## Exercise
Gather all lines in the records below that include the word "Energías".

## Records for the task
** START **
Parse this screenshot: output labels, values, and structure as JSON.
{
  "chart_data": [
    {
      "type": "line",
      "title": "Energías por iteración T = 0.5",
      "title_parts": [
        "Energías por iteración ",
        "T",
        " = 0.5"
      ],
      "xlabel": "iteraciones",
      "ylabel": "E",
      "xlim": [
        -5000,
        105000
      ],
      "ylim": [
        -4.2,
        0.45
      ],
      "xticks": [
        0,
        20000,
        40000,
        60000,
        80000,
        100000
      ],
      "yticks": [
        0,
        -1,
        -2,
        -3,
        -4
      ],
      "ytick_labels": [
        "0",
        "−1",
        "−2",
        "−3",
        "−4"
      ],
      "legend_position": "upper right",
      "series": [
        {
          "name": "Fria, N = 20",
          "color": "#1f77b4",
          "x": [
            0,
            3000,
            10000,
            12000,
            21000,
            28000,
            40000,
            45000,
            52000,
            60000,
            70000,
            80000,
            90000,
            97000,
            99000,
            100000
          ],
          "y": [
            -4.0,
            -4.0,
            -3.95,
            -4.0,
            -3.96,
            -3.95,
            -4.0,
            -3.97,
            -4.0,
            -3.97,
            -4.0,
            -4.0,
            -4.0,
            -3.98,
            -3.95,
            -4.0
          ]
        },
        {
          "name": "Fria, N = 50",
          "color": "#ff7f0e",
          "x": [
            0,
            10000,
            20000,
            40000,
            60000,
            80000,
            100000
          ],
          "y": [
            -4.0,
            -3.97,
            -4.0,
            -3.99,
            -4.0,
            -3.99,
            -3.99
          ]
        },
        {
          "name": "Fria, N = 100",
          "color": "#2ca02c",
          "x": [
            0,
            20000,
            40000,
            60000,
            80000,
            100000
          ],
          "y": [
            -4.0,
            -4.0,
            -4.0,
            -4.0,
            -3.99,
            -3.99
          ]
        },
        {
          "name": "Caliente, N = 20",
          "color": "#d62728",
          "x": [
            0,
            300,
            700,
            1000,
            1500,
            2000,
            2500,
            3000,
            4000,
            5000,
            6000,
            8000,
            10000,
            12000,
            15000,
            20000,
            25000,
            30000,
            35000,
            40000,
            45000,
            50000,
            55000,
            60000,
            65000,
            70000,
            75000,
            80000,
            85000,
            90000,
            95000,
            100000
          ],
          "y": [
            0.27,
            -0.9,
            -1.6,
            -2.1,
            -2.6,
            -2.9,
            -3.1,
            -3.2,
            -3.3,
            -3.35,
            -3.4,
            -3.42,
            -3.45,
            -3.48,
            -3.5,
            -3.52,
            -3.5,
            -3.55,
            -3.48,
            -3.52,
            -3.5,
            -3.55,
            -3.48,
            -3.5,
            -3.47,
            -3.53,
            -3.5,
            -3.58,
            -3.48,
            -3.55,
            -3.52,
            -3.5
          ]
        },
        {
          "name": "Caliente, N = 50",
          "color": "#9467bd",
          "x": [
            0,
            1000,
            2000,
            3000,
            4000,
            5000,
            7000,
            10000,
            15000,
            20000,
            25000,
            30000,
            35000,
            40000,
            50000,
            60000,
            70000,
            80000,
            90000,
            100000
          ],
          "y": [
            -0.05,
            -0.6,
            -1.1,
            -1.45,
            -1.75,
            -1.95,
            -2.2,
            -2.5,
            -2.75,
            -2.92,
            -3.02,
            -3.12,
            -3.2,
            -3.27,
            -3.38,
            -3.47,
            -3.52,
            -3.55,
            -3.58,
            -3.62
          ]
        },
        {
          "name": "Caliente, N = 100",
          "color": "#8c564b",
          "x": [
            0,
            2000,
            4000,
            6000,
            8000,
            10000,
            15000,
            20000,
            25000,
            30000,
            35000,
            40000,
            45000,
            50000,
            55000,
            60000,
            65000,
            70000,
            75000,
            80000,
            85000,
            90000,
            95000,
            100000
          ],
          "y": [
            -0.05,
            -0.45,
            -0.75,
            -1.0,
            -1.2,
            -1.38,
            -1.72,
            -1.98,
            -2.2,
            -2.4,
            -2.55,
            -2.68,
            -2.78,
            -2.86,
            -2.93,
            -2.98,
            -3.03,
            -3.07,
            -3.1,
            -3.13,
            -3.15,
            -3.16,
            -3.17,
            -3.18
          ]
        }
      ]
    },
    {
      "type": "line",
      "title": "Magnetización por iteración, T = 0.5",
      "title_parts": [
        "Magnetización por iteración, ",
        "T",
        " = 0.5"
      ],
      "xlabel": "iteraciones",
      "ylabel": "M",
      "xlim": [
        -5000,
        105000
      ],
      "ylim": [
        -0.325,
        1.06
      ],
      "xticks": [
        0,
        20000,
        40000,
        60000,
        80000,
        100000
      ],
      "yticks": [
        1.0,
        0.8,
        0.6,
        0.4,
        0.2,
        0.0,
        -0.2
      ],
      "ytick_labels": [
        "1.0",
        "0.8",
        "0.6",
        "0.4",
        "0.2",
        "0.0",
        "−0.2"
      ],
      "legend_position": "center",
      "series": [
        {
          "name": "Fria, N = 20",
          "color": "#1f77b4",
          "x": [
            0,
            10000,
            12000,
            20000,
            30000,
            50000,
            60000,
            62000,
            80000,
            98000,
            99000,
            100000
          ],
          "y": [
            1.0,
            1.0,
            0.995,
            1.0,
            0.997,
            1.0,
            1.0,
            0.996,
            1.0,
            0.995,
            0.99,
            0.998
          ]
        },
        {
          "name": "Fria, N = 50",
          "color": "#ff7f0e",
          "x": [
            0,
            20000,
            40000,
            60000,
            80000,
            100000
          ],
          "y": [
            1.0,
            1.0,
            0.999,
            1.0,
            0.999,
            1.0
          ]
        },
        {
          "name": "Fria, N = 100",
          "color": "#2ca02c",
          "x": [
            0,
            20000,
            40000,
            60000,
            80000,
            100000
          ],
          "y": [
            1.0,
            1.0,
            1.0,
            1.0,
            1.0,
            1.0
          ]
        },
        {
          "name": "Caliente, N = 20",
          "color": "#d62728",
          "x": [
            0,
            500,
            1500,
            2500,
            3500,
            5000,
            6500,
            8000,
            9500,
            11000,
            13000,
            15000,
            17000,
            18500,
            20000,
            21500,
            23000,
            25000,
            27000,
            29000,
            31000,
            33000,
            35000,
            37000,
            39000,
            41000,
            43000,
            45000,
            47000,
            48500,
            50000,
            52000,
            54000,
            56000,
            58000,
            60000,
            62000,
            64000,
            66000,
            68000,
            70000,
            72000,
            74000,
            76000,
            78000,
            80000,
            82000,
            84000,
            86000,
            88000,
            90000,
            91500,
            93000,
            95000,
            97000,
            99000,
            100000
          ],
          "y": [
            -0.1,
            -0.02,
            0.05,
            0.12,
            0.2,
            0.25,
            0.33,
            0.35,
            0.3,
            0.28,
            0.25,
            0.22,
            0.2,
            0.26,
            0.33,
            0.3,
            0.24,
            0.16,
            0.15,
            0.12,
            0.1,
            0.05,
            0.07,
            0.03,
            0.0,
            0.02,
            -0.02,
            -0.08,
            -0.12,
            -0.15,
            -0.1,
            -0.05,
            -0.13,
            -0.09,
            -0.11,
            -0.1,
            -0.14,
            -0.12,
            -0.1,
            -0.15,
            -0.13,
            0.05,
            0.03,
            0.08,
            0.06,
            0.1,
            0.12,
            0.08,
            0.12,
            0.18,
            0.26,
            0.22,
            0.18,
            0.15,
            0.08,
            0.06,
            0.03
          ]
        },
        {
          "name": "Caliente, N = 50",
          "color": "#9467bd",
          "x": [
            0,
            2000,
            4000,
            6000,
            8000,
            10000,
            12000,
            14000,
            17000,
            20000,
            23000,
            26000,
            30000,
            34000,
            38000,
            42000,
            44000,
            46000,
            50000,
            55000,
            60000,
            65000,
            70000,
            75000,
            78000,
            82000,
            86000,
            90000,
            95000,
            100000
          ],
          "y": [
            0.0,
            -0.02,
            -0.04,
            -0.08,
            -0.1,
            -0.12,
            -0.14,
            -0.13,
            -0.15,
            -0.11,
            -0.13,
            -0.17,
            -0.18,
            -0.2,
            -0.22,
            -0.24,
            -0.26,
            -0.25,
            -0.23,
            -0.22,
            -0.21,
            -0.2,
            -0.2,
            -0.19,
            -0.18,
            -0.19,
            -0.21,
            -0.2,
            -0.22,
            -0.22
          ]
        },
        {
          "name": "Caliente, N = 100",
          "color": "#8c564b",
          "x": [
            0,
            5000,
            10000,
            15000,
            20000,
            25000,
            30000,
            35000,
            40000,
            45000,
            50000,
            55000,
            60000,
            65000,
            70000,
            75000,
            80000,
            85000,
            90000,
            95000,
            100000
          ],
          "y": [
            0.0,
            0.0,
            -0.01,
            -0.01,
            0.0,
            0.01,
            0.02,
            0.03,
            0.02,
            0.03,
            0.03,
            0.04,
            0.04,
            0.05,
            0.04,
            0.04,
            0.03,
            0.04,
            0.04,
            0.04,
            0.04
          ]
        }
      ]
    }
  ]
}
** END **
## Complete answer
      "title": "Energías por iteración T = 0.5",
        "Energías por iteración ",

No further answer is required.